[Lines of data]
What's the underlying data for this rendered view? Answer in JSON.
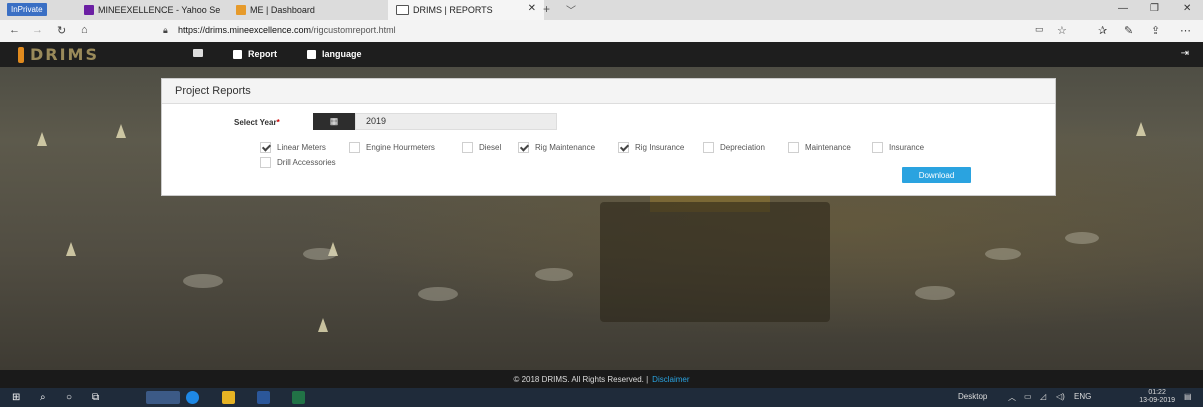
{
  "browser": {
    "tabs": [
      {
        "label": "InPrivate"
      },
      {
        "label": "MINEEXELLENCE - Yahoo Se"
      },
      {
        "label": "ME | Dashboard"
      },
      {
        "label": "DRIMS | REPORTS"
      }
    ],
    "new_tab": "+",
    "tab_menu": "﹀",
    "url_host": "https://drims.mineexcellence.com",
    "url_path": "/rigcustomreport.html"
  },
  "app": {
    "logo": "DRIMS",
    "nav": {
      "report": "Report",
      "language": "language"
    }
  },
  "panel": {
    "title": "Project Reports",
    "year_label": "Select Year",
    "year_required": "*",
    "year_value": "2019",
    "options": [
      {
        "label": "Linear Meters",
        "checked": true
      },
      {
        "label": "Engine Hourmeters",
        "checked": false
      },
      {
        "label": "Diesel",
        "checked": false
      },
      {
        "label": "Rig Maintenance",
        "checked": true
      },
      {
        "label": "Rig Insurance",
        "checked": true
      },
      {
        "label": "Depreciation",
        "checked": false
      },
      {
        "label": "Maintenance",
        "checked": false
      },
      {
        "label": "Insurance",
        "checked": false
      },
      {
        "label": "Drill Accessories",
        "checked": false
      }
    ],
    "download": "Download"
  },
  "footer": {
    "copyright": "© 2018 DRIMS. All Rights Reserved. |",
    "disclaimer": "Disclaimer"
  },
  "taskbar": {
    "desktop": "Desktop",
    "lang": "ENG",
    "time": "01:22",
    "date": "13-09-2019"
  }
}
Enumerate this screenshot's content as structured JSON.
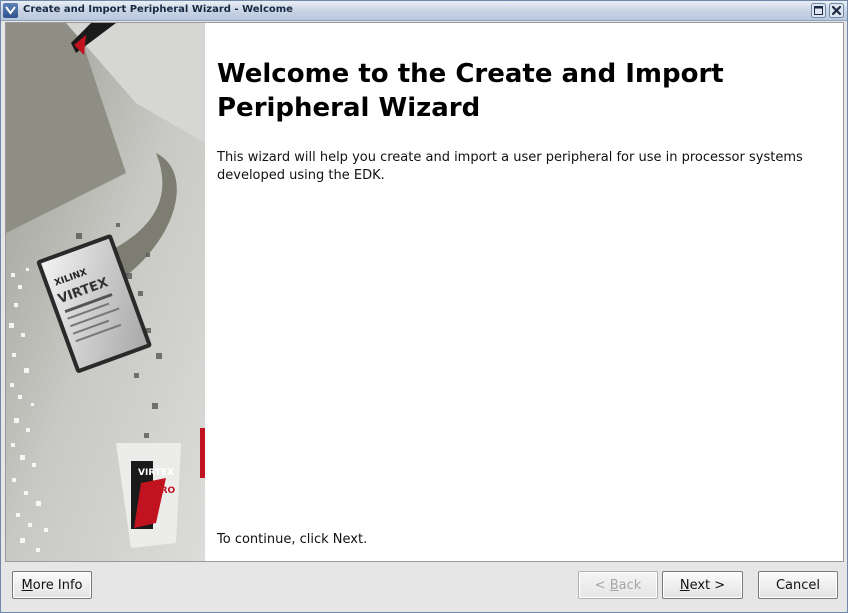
{
  "window": {
    "title": "Create and Import Peripheral Wizard - Welcome"
  },
  "side_image": {
    "chip_brand_line1": "XILINX",
    "chip_brand_line2": "VIRTEX",
    "logo_text_line1": "VIRTEX",
    "logo_text_line2": "PRO"
  },
  "content": {
    "heading": "Welcome to the Create and Import Peripheral Wizard",
    "description": "This wizard will help you create and import a user peripheral for use in processor systems developed using the EDK.",
    "continue_text": "To continue, click Next."
  },
  "buttons": {
    "more_info": {
      "mnemonic": "M",
      "rest": "ore Info"
    },
    "back": {
      "prefix": "< ",
      "mnemonic": "B",
      "rest": "ack",
      "enabled": false
    },
    "next": {
      "mnemonic": "N",
      "rest": "ext >"
    },
    "cancel": {
      "label": "Cancel"
    }
  },
  "colors": {
    "title_gradient_top": "#e9eef5",
    "title_gradient_bottom": "#b9c8dc",
    "logo_red": "#c1121f",
    "panel_bg": "#e6e6e6"
  }
}
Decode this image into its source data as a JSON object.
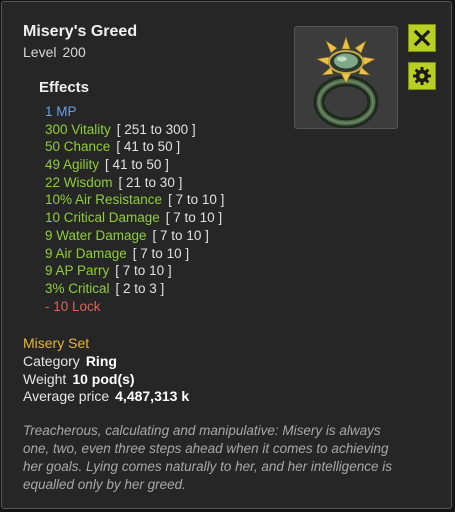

DIRECTIONS FOR THIS TASK >> Write out again every line above exactly as given; the pictures do not belong in the copy.

RESULT >>
What's the underlying data for this rendered view? Answer in JSON.
{
  "browser": {
    "tabs": [
      {
        "label": "InPrivate"
      },
      {
        "label": "MINEEXELLENCE - Yahoo Se"
      },
      {
        "label": "ME | Dashboard"
      },
      {
        "label": "DRIMS | REPORTS"
      }
    ],
    "new_tab": "+",
    "tab_menu": "﹀",
    "url_host": "https://drims.mineexcellence.com",
    "url_path": "/rigcustomreport.html"
  },
  "app": {
    "logo": "DRIMS",
    "nav": {
      "report": "Report",
      "language": "language"
    }
  },
  "panel": {
    "title": "Project Reports",
    "year_label": "Select Year",
    "year_required": "*",
    "year_value": "2019",
    "options": [
      {
        "label": "Linear Meters",
        "checked": true
      },
      {
        "label": "Engine Hourmeters",
        "checked": false
      },
      {
        "label": "Diesel",
        "checked": false
      },
      {
        "label": "Rig Maintenance",
        "checked": true
      },
      {
        "label": "Rig Insurance",
        "checked": true
      },
      {
        "label": "Depreciation",
        "checked": false
      },
      {
        "label": "Maintenance",
        "checked": false
      },
      {
        "label": "Insurance",
        "checked": false
      },
      {
        "label": "Drill Accessories",
        "checked": false
      }
    ],
    "download": "Download"
  },
  "footer": {
    "copyright": "© 2018 DRIMS. All Rights Reserved. |",
    "disclaimer": "Disclaimer"
  },
  "taskbar": {
    "desktop": "Desktop",
    "lang": "ENG",
    "time": "01:22",
    "date": "13-09-2019"
  }
}
Enumerate this screenshot's content as structured JSON.
{
  "window": {
    "title": "Create and Import Peripheral Wizard - Welcome"
  },
  "side_image": {
    "chip_brand_line1": "XILINX",
    "chip_brand_line2": "VIRTEX",
    "logo_text_line1": "VIRTEX",
    "logo_text_line2": "PRO"
  },
  "content": {
    "heading": "Welcome to the Create and Import Peripheral Wizard",
    "description": "This wizard will help you create and import a user peripheral for use in processor systems developed using the EDK.",
    "continue_text": "To continue, click Next."
  },
  "buttons": {
    "more_info": {
      "mnemonic": "M",
      "rest": "ore Info"
    },
    "back": {
      "prefix": "< ",
      "mnemonic": "B",
      "rest": "ack",
      "enabled": false
    },
    "next": {
      "mnemonic": "N",
      "rest": "ext >"
    },
    "cancel": {
      "label": "Cancel"
    }
  },
  "colors": {
    "title_gradient_top": "#e9eef5",
    "title_gradient_bottom": "#b9c8dc",
    "logo_red": "#c1121f",
    "panel_bg": "#e6e6e6"
  }
}
Decode this image into its source data as a JSON object.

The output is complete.